[Data records]

┌──

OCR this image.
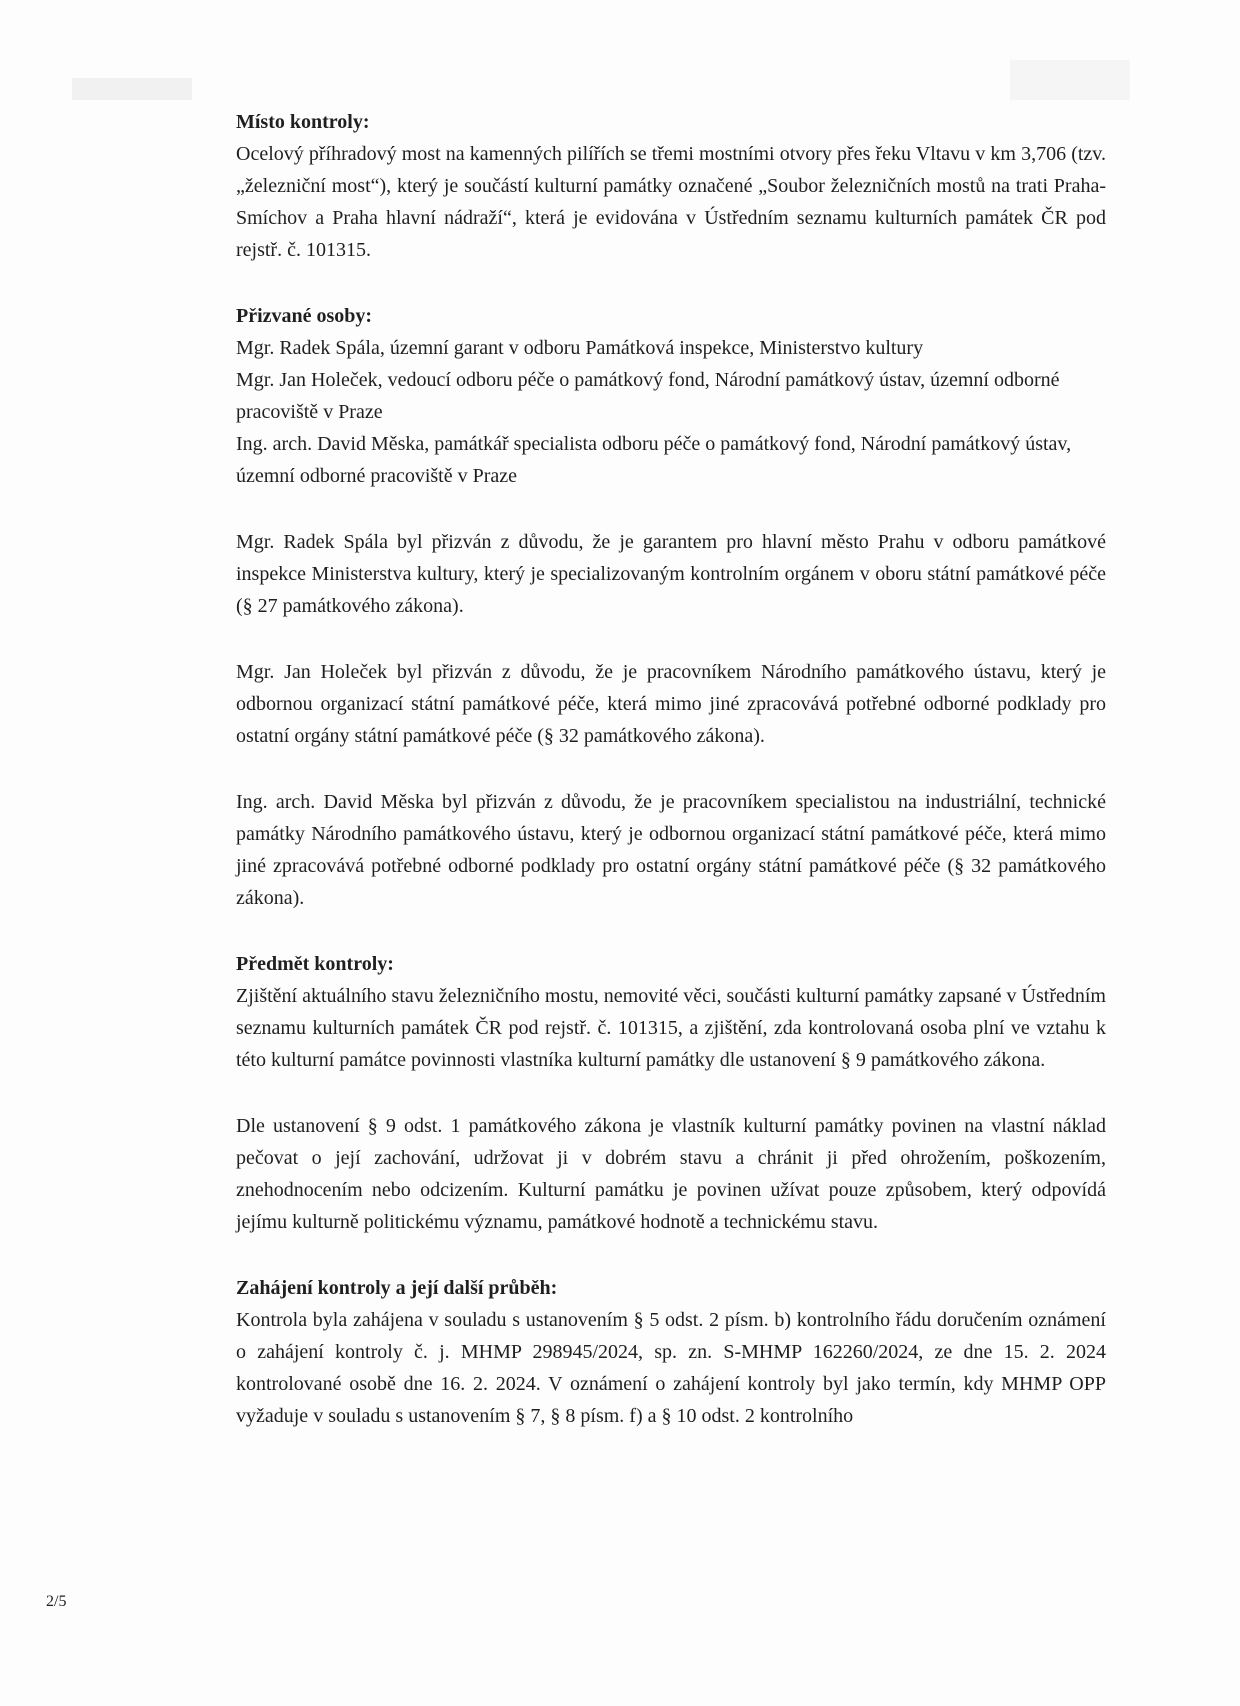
Místo kontroly:

Ocelový příhradový most na kamenných pilířích se třemi mostními otvory přes řeku Vltavu v km 3,706 (tzv. „železniční most“), který je součástí kulturní památky označené „Soubor železničních mostů na trati Praha-Smíchov a Praha hlavní nádraží“, která je evidována v Ústředním seznamu kulturních památek ČR pod rejstř. č. 101315.

Přizvané osoby:

Mgr. Radek Spála, územní garant v odboru Památková inspekce, Ministerstvo kultury

Mgr. Jan Holeček, vedoucí odboru péče o památkový fond, Národní památkový ústav, územní odborné pracoviště v Praze

Ing. arch. David Měska, památkář specialista odboru péče o památkový fond, Národní památkový ústav, územní odborné pracoviště v Praze

Mgr. Radek Spála byl přizván z důvodu, že je garantem pro hlavní město Prahu v odboru památkové inspekce Ministerstva kultury, který je specializovaným kontrolním orgánem v oboru státní památkové péče (§ 27 památkového zákona).

Mgr. Jan Holeček byl přizván z důvodu, že je pracovníkem Národního památkového ústavu, který je odbornou organizací státní památkové péče, která mimo jiné zpracovává potřebné odborné podklady pro ostatní orgány státní památkové péče (§ 32 památkového zákona).

Ing. arch. David Měska byl přizván z důvodu, že je pracovníkem specialistou na industriální, technické památky Národního památkového ústavu, který je odbornou organizací státní památkové péče, která mimo jiné zpracovává potřebné odborné podklady pro ostatní orgány státní památkové péče (§ 32 památkového zákona).

Předmět kontroly:

Zjištění aktuálního stavu železničního mostu, nemovité věci, součásti kulturní památky zapsané v Ústředním seznamu kulturních památek ČR pod rejstř. č. 101315, a zjištění, zda kontrolovaná osoba plní ve vztahu k této kulturní památce povinnosti vlastníka kulturní památky dle ustanovení § 9 památkového zákona.

Dle ustanovení § 9 odst. 1 památkového zákona je vlastník kulturní památky povinen na vlastní náklad pečovat o její zachování, udržovat ji v dobrém stavu a chránit ji před ohrožením, poškozením, znehodnocením nebo odcizením. Kulturní památku je povinen užívat pouze způsobem, který odpovídá jejímu kulturně politickému významu, památkové hodnotě a technickému stavu.

Zahájení kontroly a její další průběh:

Kontrola byla zahájena v souladu s ustanovením § 5 odst. 2 písm. b) kontrolního řádu doručením oznámení o zahájení kontroly č. j. MHMP 298945/2024, sp. zn. S-MHMP 162260/2024, ze dne 15. 2. 2024 kontrolované osobě dne 16. 2. 2024. V oznámení o zahájení kontroly byl jako termín, kdy MHMP OPP vyžaduje v souladu s ustanovením § 7, § 8 písm. f) a § 10 odst. 2 kontrolního

2/5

└──

[Task requirements]:
Leave out the pictures and transcribe the entries above exactly.

[Worked solution]:
OCR this image.
Místo kontroly:

Ocelový příhradový most na kamenných pilířích se třemi mostními otvory přes řeku Vltavu v km 3,706 (tzv. „železniční most“), který je součástí kulturní památky označené „Soubor železničních mostů na trati Praha-Smíchov a Praha hlavní nádraží“, která je evidována v Ústředním seznamu kulturních památek ČR pod rejstř. č. 101315.

Přizvané osoby:

Mgr. Radek Spála, územní garant v odboru Památková inspekce, Ministerstvo kultury

Mgr. Jan Holeček, vedoucí odboru péče o památkový fond, Národní památkový ústav, územní odborné pracoviště v Praze

Ing. arch. David Měska, památkář specialista odboru péče o památkový fond, Národní památkový ústav, územní odborné pracoviště v Praze

Mgr. Radek Spála byl přizván z důvodu, že je garantem pro hlavní město Prahu v odboru památkové inspekce Ministerstva kultury, který je specializovaným kontrolním orgánem v oboru státní památkové péče (§ 27 památkového zákona).

Mgr. Jan Holeček byl přizván z důvodu, že je pracovníkem Národního památkového ústavu, který je odbornou organizací státní památkové péče, která mimo jiné zpracovává potřebné odborné podklady pro ostatní orgány státní památkové péče (§ 32 památkového zákona).

Ing. arch. David Měska byl přizván z důvodu, že je pracovníkem specialistou na industriální, technické památky Národního památkového ústavu, který je odbornou organizací státní památkové péče, která mimo jiné zpracovává potřebné odborné podklady pro ostatní orgány státní památkové péče (§ 32 památkového zákona).

Předmět kontroly:

Zjištění aktuálního stavu železničního mostu, nemovité věci, součásti kulturní památky zapsané v Ústředním seznamu kulturních památek ČR pod rejstř. č. 101315, a zjištění, zda kontrolovaná osoba plní ve vztahu k této kulturní památce povinnosti vlastníka kulturní památky dle ustanovení § 9 památkového zákona.

Dle ustanovení § 9 odst. 1 památkového zákona je vlastník kulturní památky povinen na vlastní náklad pečovat o její zachování, udržovat ji v dobrém stavu a chránit ji před ohrožením, poškozením, znehodnocením nebo odcizením. Kulturní památku je povinen užívat pouze způsobem, který odpovídá jejímu kulturně politickému významu, památkové hodnotě a technickému stavu.

Zahájení kontroly a její další průběh:

Kontrola byla zahájena v souladu s ustanovením § 5 odst. 2 písm. b) kontrolního řádu doručením oznámení o zahájení kontroly č. j. MHMP 298945/2024, sp. zn. S-MHMP 162260/2024, ze dne 15. 2. 2024 kontrolované osobě dne 16. 2. 2024. V oznámení o zahájení kontroly byl jako termín, kdy MHMP OPP vyžaduje v souladu s ustanovením § 7, § 8 písm. f) a § 10 odst. 2 kontrolního

2/5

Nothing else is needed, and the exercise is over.